** Extracted entries **
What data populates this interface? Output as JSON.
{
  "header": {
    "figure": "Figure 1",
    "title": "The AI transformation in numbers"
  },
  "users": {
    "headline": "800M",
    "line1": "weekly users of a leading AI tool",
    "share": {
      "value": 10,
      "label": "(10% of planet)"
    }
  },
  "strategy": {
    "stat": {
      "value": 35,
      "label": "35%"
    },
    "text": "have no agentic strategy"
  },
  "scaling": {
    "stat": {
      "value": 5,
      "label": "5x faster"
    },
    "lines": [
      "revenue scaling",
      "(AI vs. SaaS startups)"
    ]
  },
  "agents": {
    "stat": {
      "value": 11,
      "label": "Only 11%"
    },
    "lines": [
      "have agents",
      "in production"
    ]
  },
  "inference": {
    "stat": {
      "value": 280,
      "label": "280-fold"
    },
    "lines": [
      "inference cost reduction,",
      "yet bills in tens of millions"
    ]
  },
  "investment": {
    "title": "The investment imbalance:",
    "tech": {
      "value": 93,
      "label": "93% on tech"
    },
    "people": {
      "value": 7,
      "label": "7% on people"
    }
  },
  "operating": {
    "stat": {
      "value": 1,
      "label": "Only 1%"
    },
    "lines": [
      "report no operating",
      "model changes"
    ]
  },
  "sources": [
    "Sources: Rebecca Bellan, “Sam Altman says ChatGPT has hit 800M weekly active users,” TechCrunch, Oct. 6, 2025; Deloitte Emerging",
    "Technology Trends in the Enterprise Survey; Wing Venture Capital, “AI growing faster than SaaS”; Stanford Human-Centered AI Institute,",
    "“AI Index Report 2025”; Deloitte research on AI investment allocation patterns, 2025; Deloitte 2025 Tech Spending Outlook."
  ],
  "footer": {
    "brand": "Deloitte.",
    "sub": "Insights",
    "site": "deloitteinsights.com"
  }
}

** Task instructions **
Copy each line above that contains the word "have".

** The reply **
    "text": "have no agentic strategy"
      "have agents",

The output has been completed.